_Texto mostrado_.
■ ■ ■

Los huertos revestían una significada importancia, se solían ubicar anexos a las casas en las quintanas, o bien en las proximidades del pueblo. Se cultivaban en ellos hortalizas y se plantaban frutales. Pese a sus modestas dimensiones, gracias al riego y al abonado, era común que presentasen un rendimiento de notable consideración y proporcionaban a la familia campesina una nada desdeñable variedad de condumios, berzas, ajos y cebollas fundamentalmente.
Las tierras labrantías tenían también una gran importancia. Las erías eran fundamentalmente cerealísticas, y secundariamente producían leguminosas como las habas blancas, las alubias, tubérculos como los nabos y cucurbitáceas como las calabazas. En las morteras, tierras de menor calidad, sería donde comenzaría a implantarse la patata desde finales del siglo XVIII. La ería tenía el carácter de terrazgo selectivo, aunque cada vecino disponía de varias parcelas señaladas por mojones, explotadas ya desde esta época de modo intensivo y quedando conformado así el Sistema Agrario Tradicional, siendo la patata, la escanda y el maíz la tipología básica del policultivo asturiano. Las morteras, a su vez, eran tierras de cultivo colectivo de orientación forrajera y labrantía situadas más altas que las erías y, por ello, como se ha indicado, de menos rendimiento. En todo caso, se orientarían cada vez más a la producción de forraje a la vista del crecimiento de la cabaña ganadera.
Mediado el Siglo de las Luces, así pues, ya se había consolidado una economía agrícola y ganadera con un sistema de cultivos plenamente intensivo que, gracias al constante abonado y a los cada vez mayores cuidados que se le prodigaban a la tierra, permitía un modo de subsistencia de mayor estabilidad que los precedentes. Las tierras pasaron a rendir varias cosechas anuales, y durante el primer tercio del siglo XIX aún ser vería más incrementada la productividad cuando se produjese el asentamiento definitivo de la patata.

■ ■ ■

_Conjunto de tareas_.
1. Indica si cada afirmación concuerda con el texto sobre la agricultura asturiana. Responde sí o no y cita las palabras del texto que lo deciden: (a) Las morteras estaban situadas más bajas que las erías. (b) En los huertos se plantaban frutales. (c) La patata empezó a implantarse en las erías a finales del siglo XVIII.
2. Reproduce sin cambios el pasaje del texto sobre la agricultura asturiana que va desde "Los huertos revestían" hasta "y cebollas fundamentalmente.".

_Información proporcionada_.
■ ■ ■

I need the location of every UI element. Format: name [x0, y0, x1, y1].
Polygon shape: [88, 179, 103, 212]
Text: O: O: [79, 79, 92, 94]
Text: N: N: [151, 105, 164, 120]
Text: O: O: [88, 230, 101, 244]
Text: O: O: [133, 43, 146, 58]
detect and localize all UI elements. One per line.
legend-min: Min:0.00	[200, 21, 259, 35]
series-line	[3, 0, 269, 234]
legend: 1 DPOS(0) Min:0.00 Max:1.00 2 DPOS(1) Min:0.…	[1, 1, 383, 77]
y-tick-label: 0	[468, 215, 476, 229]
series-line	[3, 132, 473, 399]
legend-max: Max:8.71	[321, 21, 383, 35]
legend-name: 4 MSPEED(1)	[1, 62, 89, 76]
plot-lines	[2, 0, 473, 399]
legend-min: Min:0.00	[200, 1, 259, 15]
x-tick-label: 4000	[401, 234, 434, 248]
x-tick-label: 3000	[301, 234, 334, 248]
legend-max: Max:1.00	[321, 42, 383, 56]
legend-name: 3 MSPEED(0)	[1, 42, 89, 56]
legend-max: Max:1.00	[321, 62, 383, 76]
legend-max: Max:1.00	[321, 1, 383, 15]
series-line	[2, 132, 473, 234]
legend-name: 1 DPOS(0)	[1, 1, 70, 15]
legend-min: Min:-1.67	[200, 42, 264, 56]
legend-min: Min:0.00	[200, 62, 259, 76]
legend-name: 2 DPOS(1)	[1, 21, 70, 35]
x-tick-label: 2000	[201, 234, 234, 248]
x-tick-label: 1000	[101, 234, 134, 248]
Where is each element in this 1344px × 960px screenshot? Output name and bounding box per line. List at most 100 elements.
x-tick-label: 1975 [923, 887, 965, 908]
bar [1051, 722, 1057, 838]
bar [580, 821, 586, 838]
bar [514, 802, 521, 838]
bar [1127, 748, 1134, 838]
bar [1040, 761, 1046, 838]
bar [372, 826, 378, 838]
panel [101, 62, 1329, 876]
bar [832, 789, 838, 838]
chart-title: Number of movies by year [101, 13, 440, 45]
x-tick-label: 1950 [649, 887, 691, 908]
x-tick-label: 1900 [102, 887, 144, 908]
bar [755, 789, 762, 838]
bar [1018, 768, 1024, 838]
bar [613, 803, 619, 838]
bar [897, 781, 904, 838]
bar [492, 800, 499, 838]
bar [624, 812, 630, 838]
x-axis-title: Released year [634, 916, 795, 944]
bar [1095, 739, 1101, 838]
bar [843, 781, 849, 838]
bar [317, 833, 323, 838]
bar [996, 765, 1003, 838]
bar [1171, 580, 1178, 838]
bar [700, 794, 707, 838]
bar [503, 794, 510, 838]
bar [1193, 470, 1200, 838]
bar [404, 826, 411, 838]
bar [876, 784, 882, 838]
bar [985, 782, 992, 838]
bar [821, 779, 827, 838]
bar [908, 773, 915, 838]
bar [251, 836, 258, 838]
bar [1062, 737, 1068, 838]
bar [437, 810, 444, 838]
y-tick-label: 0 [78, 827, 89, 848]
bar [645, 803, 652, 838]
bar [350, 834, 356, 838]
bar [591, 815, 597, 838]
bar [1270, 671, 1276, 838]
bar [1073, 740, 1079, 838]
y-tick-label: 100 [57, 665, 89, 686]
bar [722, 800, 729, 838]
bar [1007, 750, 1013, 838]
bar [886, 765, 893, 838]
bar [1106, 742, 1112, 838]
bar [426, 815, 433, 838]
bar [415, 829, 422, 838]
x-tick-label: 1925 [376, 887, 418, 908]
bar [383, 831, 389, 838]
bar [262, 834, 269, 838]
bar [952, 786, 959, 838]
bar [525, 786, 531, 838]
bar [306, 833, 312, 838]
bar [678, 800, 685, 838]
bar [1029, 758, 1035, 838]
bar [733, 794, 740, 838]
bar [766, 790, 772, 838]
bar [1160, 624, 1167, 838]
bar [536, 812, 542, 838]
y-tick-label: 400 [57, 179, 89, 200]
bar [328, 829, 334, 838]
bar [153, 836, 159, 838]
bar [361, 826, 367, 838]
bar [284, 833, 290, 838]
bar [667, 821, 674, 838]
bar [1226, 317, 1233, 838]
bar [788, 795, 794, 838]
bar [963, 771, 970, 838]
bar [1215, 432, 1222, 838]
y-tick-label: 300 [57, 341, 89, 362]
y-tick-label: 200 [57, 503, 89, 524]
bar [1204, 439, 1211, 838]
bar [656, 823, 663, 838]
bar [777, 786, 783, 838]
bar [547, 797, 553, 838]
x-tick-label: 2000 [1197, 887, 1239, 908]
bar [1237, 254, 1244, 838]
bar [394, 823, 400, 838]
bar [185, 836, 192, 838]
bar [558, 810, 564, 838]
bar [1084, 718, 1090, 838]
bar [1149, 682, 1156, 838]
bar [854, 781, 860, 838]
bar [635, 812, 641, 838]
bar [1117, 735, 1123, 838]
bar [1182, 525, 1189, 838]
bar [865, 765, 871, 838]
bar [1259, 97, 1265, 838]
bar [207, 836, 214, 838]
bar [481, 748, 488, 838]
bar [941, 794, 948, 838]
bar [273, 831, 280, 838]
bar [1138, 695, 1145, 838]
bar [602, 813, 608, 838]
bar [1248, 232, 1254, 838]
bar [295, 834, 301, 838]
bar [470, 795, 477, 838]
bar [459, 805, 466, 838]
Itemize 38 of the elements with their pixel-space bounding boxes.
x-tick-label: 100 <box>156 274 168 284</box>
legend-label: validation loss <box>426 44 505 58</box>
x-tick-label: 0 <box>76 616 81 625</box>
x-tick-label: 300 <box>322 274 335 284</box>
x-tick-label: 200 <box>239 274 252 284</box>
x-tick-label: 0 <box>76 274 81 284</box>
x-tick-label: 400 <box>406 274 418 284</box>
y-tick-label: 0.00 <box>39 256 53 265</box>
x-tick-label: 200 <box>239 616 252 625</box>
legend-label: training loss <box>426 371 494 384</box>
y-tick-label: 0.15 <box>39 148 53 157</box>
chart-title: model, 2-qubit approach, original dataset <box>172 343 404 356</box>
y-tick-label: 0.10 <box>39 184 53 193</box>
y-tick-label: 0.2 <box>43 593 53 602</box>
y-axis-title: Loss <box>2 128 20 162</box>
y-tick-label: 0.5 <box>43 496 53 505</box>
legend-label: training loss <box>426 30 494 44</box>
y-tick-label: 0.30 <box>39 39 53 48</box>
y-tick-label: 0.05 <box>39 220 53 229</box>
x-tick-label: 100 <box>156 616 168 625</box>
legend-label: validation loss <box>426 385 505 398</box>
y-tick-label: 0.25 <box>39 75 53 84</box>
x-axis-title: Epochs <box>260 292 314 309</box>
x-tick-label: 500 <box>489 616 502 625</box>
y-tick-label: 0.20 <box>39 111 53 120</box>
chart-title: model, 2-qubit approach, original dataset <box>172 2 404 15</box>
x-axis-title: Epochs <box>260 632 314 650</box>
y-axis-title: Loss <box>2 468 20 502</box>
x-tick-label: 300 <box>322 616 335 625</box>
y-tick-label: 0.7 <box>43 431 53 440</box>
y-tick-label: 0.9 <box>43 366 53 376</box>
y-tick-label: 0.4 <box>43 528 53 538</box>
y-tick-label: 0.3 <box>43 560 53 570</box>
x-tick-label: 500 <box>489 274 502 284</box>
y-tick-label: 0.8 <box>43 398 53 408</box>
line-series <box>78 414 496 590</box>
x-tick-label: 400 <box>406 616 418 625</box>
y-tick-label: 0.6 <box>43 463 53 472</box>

■ ■ ■

_Respuestas_.
1.
(a) No: «situadas más altas que las erías».
(b) Sí: «Se cultivaban en ellos hortalizas y se plantaban frutales».
(c) No: «En las morteras, tierras de menor calidad, sería donde comenzaría a implantarse la patata desde finales del siglo XVIII».

2.
Los huertos revestían una significada importancia, se solían ubicar anexos a las casas en las quintanas, o bien en las proximidades del pueblo. Se cultivaban en ellos hortalizas y se plantaban frutales. Pese a sus modestas dimensiones, gracias al riego y al abonado, era común que presentasen un rendimiento de notable consideración y proporcionaban a la familia campesina una nada desdeñable variedad de condumios, berzas, ajos y cebollas fundamentalmente.